● Exercise aim
Check every line below for the string "label", and copy the lines that contain it.

● Supplied records
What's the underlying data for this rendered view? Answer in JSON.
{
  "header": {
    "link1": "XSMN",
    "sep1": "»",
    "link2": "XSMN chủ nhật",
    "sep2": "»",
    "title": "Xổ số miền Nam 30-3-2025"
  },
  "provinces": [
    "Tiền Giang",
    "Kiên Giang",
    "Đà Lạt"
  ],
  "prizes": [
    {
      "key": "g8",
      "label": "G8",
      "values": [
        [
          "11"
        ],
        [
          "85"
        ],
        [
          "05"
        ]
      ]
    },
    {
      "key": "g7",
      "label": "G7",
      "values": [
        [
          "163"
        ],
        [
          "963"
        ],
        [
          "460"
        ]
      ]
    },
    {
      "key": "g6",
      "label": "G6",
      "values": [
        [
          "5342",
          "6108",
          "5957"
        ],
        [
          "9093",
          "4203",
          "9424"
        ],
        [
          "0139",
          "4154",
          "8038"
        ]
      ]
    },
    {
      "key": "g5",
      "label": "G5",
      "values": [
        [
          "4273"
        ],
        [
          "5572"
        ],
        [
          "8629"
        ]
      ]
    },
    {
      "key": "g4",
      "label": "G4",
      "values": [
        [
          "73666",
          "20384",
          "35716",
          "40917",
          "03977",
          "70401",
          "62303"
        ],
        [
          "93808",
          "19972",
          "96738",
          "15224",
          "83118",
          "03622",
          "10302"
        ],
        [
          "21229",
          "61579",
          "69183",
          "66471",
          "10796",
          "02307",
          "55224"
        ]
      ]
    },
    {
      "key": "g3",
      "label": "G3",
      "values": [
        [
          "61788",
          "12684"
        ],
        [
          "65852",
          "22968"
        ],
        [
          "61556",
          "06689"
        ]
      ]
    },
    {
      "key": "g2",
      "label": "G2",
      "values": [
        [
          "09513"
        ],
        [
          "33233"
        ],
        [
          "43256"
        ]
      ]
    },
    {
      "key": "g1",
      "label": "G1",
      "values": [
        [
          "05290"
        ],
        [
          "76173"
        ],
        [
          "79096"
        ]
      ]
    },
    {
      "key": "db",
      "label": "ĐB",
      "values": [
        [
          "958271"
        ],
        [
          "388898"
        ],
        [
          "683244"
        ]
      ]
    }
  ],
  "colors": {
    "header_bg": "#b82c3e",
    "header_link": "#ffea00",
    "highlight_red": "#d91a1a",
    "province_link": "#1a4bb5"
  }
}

● Response to this task
      "label": "G8",
      "label": "G7",
      "label": "G6",
      "label": "G5",
      "label": "G4",
      "label": "G3",
      "label": "G2",
      "label": "G1",
      "label": "ĐB",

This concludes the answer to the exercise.